RECORDS FOR THE EXERCISE:

--- BEGIN ---

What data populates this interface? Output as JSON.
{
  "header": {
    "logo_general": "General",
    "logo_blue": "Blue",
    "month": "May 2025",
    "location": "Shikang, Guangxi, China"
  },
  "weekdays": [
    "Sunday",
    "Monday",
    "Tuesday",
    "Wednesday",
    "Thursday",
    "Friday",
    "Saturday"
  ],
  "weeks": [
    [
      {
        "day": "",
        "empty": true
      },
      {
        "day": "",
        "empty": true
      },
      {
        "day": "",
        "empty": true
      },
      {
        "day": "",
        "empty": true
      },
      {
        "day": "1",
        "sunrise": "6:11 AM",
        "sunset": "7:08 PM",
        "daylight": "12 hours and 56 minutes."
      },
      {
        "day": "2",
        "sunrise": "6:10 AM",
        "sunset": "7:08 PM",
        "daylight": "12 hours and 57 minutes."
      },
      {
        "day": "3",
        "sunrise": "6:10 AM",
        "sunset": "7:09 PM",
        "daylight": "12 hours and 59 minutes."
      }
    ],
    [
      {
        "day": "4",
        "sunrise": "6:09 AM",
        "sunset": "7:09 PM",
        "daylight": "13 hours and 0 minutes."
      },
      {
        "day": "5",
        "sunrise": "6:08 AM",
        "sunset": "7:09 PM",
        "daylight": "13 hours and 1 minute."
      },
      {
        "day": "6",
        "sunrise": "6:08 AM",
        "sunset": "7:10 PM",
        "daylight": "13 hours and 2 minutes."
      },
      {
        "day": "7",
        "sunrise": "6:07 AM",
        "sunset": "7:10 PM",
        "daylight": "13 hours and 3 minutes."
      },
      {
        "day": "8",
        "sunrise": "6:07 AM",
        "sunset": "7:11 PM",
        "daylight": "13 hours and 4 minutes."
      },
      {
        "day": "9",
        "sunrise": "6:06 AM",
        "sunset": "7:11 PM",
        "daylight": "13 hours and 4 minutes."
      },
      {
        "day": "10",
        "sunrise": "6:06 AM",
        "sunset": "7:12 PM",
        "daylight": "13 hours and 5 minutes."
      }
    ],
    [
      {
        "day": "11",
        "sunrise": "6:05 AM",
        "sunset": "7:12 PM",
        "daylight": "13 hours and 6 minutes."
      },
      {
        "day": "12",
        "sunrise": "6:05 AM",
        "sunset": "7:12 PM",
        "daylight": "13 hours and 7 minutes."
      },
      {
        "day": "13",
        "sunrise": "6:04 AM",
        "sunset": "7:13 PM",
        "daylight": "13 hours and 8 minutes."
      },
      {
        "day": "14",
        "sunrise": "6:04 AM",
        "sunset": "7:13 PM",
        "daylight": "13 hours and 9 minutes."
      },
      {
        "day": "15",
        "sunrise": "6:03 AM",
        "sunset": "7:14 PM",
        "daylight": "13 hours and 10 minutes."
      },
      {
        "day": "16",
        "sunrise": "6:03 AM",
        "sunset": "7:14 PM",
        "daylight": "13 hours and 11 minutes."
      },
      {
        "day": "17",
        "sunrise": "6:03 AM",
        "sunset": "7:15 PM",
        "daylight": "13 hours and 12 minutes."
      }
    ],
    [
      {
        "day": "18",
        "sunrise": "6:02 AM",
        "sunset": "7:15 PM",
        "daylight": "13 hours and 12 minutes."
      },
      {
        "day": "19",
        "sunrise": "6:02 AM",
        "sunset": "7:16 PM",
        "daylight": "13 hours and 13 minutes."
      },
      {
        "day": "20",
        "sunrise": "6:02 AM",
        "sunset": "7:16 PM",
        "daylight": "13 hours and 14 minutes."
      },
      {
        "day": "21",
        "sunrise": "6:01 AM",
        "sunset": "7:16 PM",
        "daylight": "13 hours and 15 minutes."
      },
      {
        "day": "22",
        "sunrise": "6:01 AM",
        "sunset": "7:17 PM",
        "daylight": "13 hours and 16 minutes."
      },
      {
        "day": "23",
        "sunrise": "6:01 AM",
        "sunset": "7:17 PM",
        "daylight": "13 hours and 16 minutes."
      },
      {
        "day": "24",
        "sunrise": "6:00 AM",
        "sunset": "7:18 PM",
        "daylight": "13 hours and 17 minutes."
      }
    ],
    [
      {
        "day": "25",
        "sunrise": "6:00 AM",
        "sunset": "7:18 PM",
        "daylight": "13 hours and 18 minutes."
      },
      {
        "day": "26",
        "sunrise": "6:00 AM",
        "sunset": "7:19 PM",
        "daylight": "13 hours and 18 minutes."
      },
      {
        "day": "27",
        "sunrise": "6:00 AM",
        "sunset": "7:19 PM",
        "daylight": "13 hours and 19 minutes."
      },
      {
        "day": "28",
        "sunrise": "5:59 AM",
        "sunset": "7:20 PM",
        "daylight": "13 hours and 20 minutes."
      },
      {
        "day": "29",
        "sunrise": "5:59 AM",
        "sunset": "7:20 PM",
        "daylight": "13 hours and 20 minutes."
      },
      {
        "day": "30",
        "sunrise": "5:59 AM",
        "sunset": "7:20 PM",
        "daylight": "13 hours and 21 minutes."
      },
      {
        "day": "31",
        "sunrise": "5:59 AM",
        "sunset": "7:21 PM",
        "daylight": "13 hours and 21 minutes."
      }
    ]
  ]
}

--- END ---

TASK REQUIREMENTS:
Return every record, word for word.

FULL RESPONSE:
What data populates this interface? Output as JSON.
{
  "header": {
    "logo_general": "General",
    "logo_blue": "Blue",
    "month": "May 2025",
    "location": "Shikang, Guangxi, China"
  },
  "weekdays": [
    "Sunday",
    "Monday",
    "Tuesday",
    "Wednesday",
    "Thursday",
    "Friday",
    "Saturday"
  ],
  "weeks": [
    [
      {
        "day": "",
        "empty": true
      },
      {
        "day": "",
        "empty": true
      },
      {
        "day": "",
        "empty": true
      },
      {
        "day": "",
        "empty": true
      },
      {
        "day": "1",
        "sunrise": "6:11 AM",
        "sunset": "7:08 PM",
        "daylight": "12 hours and 56 minutes."
      },
      {
        "day": "2",
        "sunrise": "6:10 AM",
        "sunset": "7:08 PM",
        "daylight": "12 hours and 57 minutes."
      },
      {
        "day": "3",
        "sunrise": "6:10 AM",
        "sunset": "7:09 PM",
        "daylight": "12 hours and 59 minutes."
      }
    ],
    [
      {
        "day": "4",
        "sunrise": "6:09 AM",
        "sunset": "7:09 PM",
        "daylight": "13 hours and 0 minutes."
      },
      {
        "day": "5",
        "sunrise": "6:08 AM",
        "sunset": "7:09 PM",
        "daylight": "13 hours and 1 minute."
      },
      {
        "day": "6",
        "sunrise": "6:08 AM",
        "sunset": "7:10 PM",
        "daylight": "13 hours and 2 minutes."
      },
      {
        "day": "7",
        "sunrise": "6:07 AM",
        "sunset": "7:10 PM",
        "daylight": "13 hours and 3 minutes."
      },
      {
        "day": "8",
        "sunrise": "6:07 AM",
        "sunset": "7:11 PM",
        "daylight": "13 hours and 4 minutes."
      },
      {
        "day": "9",
        "sunrise": "6:06 AM",
        "sunset": "7:11 PM",
        "daylight": "13 hours and 4 minutes."
      },
      {
        "day": "10",
        "sunrise": "6:06 AM",
        "sunset": "7:12 PM",
        "daylight": "13 hours and 5 minutes."
      }
    ],
    [
      {
        "day": "11",
        "sunrise": "6:05 AM",
        "sunset": "7:12 PM",
        "daylight": "13 hours and 6 minutes."
      },
      {
        "day": "12",
        "sunrise": "6:05 AM",
        "sunset": "7:12 PM",
        "daylight": "13 hours and 7 minutes."
      },
      {
        "day": "13",
        "sunrise": "6:04 AM",
        "sunset": "7:13 PM",
        "daylight": "13 hours and 8 minutes."
      },
      {
        "day": "14",
        "sunrise": "6:04 AM",
        "sunset": "7:13 PM",
        "daylight": "13 hours and 9 minutes."
      },
      {
        "day": "15",
        "sunrise": "6:03 AM",
        "sunset": "7:14 PM",
        "daylight": "13 hours and 10 minutes."
      },
      {
        "day": "16",
        "sunrise": "6:03 AM",
        "sunset": "7:14 PM",
        "daylight": "13 hours and 11 minutes."
      },
      {
        "day": "17",
        "sunrise": "6:03 AM",
        "sunset": "7:15 PM",
        "daylight": "13 hours and 12 minutes."
      }
    ],
    [
      {
        "day": "18",
        "sunrise": "6:02 AM",
        "sunset": "7:15 PM",
        "daylight": "13 hours and 12 minutes."
      },
      {
        "day": "19",
        "sunrise": "6:02 AM",
        "sunset": "7:16 PM",
        "daylight": "13 hours and 13 minutes."
      },
      {
        "day": "20",
        "sunrise": "6:02 AM",
        "sunset": "7:16 PM",
        "daylight": "13 hours and 14 minutes."
      },
      {
        "day": "21",
        "sunrise": "6:01 AM",
        "sunset": "7:16 PM",
        "daylight": "13 hours and 15 minutes."
      },
      {
        "day": "22",
        "sunrise": "6:01 AM",
        "sunset": "7:17 PM",
        "daylight": "13 hours and 16 minutes."
      },
      {
        "day": "23",
        "sunrise": "6:01 AM",
        "sunset": "7:17 PM",
        "daylight": "13 hours and 16 minutes."
      },
      {
        "day": "24",
        "sunrise": "6:00 AM",
        "sunset": "7:18 PM",
        "daylight": "13 hours and 17 minutes."
      }
    ],
    [
      {
        "day": "25",
        "sunrise": "6:00 AM",
        "sunset": "7:18 PM",
        "daylight": "13 hours and 18 minutes."
      },
      {
        "day": "26",
        "sunrise": "6:00 AM",
        "sunset": "7:19 PM",
        "daylight": "13 hours and 18 minutes."
      },
      {
        "day": "27",
        "sunrise": "6:00 AM",
        "sunset": "7:19 PM",
        "daylight": "13 hours and 19 minutes."
      },
      {
        "day": "28",
        "sunrise": "5:59 AM",
        "sunset": "7:20 PM",
        "daylight": "13 hours and 20 minutes."
      },
      {
        "day": "29",
        "sunrise": "5:59 AM",
        "sunset": "7:20 PM",
        "daylight": "13 hours and 20 minutes."
      },
      {
        "day": "30",
        "sunrise": "5:59 AM",
        "sunset": "7:20 PM",
        "daylight": "13 hours and 21 minutes."
      },
      {
        "day": "31",
        "sunrise": "5:59 AM",
        "sunset": "7:21 PM",
        "daylight": "13 hours and 21 minutes."
      }
    ]
  ]
}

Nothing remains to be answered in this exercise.